--- WRITTEN INSTRUCTION ---
Whenever a line contains the string "this", copy it out of the entries.

Figure data in JSON:

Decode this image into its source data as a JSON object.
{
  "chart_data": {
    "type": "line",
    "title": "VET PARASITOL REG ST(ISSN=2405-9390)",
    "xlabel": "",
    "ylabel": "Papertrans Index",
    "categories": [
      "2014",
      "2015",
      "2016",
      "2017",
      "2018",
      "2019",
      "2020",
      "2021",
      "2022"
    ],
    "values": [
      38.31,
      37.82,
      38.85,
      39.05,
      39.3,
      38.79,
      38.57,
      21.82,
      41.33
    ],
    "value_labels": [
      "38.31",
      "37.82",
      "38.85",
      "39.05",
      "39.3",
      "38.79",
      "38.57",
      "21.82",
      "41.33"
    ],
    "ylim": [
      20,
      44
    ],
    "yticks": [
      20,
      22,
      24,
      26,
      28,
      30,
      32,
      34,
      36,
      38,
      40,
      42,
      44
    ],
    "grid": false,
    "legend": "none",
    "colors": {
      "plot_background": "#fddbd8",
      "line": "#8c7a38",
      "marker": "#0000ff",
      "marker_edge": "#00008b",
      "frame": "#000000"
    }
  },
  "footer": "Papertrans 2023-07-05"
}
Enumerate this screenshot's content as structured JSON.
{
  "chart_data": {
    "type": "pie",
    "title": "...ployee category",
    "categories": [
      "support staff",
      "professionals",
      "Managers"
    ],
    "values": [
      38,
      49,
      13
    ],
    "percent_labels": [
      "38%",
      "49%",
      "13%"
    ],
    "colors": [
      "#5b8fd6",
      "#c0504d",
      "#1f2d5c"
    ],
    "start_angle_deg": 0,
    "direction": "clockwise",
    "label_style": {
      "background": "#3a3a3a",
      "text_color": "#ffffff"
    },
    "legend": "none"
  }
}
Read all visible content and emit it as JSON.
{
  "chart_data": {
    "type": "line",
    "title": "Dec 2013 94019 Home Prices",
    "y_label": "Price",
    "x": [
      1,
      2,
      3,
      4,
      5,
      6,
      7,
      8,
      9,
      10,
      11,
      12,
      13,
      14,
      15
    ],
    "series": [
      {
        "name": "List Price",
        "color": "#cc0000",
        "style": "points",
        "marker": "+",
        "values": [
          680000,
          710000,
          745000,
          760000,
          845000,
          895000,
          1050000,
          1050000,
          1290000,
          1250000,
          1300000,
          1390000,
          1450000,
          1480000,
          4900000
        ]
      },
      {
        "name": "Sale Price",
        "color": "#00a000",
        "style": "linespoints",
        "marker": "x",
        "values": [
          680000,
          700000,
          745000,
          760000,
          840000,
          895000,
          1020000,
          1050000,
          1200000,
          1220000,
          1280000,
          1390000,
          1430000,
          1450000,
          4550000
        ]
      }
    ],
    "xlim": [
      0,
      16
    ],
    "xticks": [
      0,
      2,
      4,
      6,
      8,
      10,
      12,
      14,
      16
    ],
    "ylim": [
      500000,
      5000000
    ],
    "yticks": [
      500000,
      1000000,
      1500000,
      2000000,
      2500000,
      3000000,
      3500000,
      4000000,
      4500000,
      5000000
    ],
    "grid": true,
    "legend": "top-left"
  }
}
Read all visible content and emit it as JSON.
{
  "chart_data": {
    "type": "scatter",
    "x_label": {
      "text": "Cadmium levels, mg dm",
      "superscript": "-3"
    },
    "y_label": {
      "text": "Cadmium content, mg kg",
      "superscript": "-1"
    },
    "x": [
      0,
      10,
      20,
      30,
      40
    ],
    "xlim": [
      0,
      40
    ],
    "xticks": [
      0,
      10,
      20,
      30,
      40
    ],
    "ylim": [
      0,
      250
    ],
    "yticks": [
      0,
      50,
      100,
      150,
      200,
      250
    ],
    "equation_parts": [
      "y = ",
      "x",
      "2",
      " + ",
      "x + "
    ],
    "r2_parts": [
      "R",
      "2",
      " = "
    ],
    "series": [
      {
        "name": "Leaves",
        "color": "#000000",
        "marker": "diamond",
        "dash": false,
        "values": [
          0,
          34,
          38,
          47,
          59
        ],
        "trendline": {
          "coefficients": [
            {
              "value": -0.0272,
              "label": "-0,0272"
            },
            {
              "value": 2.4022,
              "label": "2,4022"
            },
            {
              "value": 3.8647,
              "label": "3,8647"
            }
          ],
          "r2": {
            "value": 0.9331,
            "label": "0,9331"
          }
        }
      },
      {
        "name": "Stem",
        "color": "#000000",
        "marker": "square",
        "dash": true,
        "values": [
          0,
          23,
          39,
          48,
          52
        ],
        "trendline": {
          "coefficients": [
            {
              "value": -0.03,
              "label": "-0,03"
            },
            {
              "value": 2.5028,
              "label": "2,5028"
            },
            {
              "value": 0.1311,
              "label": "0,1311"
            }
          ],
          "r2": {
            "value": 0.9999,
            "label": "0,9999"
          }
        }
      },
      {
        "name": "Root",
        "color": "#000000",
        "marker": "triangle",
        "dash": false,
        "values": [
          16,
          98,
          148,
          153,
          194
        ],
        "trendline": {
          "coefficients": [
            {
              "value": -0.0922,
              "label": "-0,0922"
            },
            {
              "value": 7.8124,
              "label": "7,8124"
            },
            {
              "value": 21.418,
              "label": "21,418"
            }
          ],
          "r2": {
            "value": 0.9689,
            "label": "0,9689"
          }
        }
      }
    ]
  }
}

--- EXPECTED ANSWER ---
Decode this image into its source data as a JSON object.
Enumerate this screenshot's content as structured JSON.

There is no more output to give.